Records
begin

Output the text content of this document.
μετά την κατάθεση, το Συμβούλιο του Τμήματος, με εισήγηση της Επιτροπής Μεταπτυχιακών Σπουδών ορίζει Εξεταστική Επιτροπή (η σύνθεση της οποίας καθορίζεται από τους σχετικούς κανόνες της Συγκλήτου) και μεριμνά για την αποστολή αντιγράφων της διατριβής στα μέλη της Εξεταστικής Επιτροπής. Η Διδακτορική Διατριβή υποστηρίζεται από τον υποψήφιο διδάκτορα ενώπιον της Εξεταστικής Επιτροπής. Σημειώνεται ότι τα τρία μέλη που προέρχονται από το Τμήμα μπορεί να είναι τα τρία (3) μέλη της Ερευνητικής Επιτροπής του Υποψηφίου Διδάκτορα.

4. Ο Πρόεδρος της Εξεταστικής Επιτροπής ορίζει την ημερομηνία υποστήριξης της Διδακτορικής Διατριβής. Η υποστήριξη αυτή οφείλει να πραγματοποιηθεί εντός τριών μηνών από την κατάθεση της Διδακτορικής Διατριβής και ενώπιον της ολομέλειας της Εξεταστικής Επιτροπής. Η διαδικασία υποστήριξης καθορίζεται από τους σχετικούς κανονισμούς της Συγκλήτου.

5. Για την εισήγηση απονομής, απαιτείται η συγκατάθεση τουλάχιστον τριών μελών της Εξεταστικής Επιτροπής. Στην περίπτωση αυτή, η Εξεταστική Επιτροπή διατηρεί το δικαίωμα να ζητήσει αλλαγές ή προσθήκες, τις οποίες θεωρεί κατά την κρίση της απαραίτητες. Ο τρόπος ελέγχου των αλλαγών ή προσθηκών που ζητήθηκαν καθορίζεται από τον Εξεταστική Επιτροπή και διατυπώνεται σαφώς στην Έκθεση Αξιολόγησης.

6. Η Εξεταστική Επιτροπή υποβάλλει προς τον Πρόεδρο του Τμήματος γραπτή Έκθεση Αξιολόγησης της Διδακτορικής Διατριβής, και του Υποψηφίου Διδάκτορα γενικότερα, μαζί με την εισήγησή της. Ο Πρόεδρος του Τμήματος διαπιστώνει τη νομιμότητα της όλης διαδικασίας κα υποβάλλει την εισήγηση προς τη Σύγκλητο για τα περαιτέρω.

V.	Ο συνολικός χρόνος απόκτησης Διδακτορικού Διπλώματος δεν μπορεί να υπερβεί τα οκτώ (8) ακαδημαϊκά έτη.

end

WRITTEN PROBLEM — Give back all the data exactly as written.

EXPECTED ANSWER —
Output the text content of this document.
μετά την κατάθεση, το Συμβούλιο του Τμήματος, με εισήγηση της Επιτροπής Μεταπτυχιακών Σπουδών ορίζει Εξεταστική Επιτροπή (η σύνθεση της οποίας καθορίζεται από τους σχετικούς κανόνες της Συγκλήτου) και μεριμνά για την αποστολή αντιγράφων της διατριβής στα μέλη της Εξεταστικής Επιτροπής. Η Διδακτορική Διατριβή υποστηρίζεται από τον υποψήφιο διδάκτορα ενώπιον της Εξεταστικής Επιτροπής. Σημειώνεται ότι τα τρία μέλη που προέρχονται από το Τμήμα μπορεί να είναι τα τρία (3) μέλη της Ερευνητικής Επιτροπής του Υποψηφίου Διδάκτορα.

4. Ο Πρόεδρος της Εξεταστικής Επιτροπής ορίζει την ημερομηνία υποστήριξης της Διδακτορικής Διατριβής. Η υποστήριξη αυτή οφείλει να πραγματοποιηθεί εντός τριών μηνών από την κατάθεση της Διδακτορικής Διατριβής και ενώπιον της ολομέλειας της Εξεταστικής Επιτροπής. Η διαδικασία υποστήριξης καθορίζεται από τους σχετικούς κανονισμούς της Συγκλήτου.

5. Για την εισήγηση απονομής, απαιτείται η συγκατάθεση τουλάχιστον τριών μελών της Εξεταστικής Επιτροπής. Στην περίπτωση αυτή, η Εξεταστική Επιτροπή διατηρεί το δικαίωμα να ζητήσει αλλαγές ή προσθήκες, τις οποίες θεωρεί κατά την κρίση της απαραίτητες. Ο τρόπος ελέγχου των αλλαγών ή προσθηκών που ζητήθηκαν καθορίζεται από τον Εξεταστική Επιτροπή και διατυπώνεται σαφώς στην Έκθεση Αξιολόγησης.

6. Η Εξεταστική Επιτροπή υποβάλλει προς τον Πρόεδρο του Τμήματος γραπτή Έκθεση Αξιολόγησης της Διδακτορικής Διατριβής, και του Υποψηφίου Διδάκτορα γενικότερα, μαζί με την εισήγησή της. Ο Πρόεδρος του Τμήματος διαπιστώνει τη νομιμότητα της όλης διαδικασίας κα υποβάλλει την εισήγηση προς τη Σύγκλητο για τα περαιτέρω.

V.	Ο συνολικός χρόνος απόκτησης Διδακτορικού Διπλώματος δεν μπορεί να υπερβεί τα οκτώ (8) ακαδημαϊκά έτη.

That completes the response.